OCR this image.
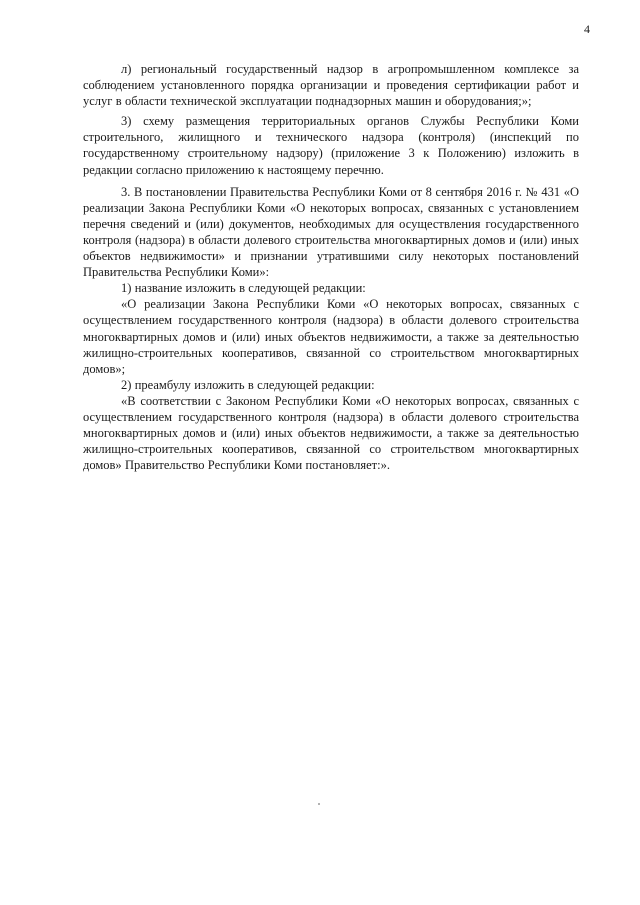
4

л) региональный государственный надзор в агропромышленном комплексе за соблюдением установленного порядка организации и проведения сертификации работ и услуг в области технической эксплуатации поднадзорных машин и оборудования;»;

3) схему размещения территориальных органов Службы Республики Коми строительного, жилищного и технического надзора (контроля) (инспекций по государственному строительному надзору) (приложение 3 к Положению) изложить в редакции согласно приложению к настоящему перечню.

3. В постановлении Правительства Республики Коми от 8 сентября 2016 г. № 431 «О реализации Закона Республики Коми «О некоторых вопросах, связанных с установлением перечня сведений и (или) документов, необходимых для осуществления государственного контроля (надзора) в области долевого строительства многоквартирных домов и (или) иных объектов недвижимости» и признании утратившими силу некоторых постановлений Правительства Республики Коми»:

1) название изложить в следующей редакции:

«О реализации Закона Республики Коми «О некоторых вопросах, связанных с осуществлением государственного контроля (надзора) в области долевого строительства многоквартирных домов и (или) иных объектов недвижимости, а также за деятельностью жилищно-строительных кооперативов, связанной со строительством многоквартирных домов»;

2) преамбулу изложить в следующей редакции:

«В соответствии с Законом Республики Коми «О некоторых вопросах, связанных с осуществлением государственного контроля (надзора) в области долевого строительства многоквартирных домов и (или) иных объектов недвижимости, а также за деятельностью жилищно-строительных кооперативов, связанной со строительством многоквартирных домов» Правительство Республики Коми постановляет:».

* * *

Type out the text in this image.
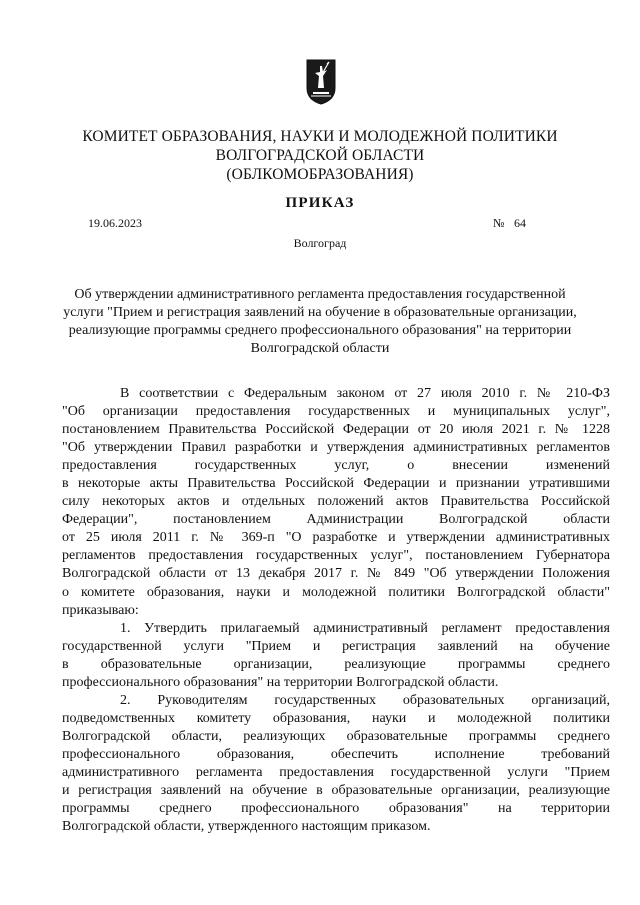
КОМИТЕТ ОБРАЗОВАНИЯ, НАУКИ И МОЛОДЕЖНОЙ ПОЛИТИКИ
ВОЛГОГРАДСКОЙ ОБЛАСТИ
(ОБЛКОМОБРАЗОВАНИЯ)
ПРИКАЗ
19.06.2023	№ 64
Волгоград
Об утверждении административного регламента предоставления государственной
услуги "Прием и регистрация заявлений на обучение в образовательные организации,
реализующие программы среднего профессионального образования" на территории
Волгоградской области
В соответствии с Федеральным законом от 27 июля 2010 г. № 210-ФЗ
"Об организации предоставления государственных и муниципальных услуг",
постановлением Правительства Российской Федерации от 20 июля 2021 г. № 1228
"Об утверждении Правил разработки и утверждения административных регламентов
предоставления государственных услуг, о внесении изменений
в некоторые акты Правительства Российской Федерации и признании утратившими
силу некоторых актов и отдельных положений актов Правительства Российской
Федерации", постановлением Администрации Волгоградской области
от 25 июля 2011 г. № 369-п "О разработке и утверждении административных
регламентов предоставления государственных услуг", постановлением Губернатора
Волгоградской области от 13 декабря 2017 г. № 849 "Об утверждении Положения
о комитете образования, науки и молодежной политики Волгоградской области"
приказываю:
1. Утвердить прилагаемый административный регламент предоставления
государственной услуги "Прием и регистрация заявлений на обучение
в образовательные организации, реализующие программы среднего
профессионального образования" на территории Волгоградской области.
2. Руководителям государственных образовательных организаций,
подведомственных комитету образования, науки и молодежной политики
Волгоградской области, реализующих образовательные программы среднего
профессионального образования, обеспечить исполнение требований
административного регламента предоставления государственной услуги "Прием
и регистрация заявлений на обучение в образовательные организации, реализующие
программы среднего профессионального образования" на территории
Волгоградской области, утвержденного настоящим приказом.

TASK DESCRIPTION | From the data above, gather every line that includes the word "образовательные".

WRITTEN SOLUTION |
услуги "Прием и регистрация заявлений на обучение в образовательные организации,
в образовательные организации, реализующие программы среднего
Волгоградской области, реализующих образовательные программы среднего
и регистрация заявлений на обучение в образовательные организации, реализующие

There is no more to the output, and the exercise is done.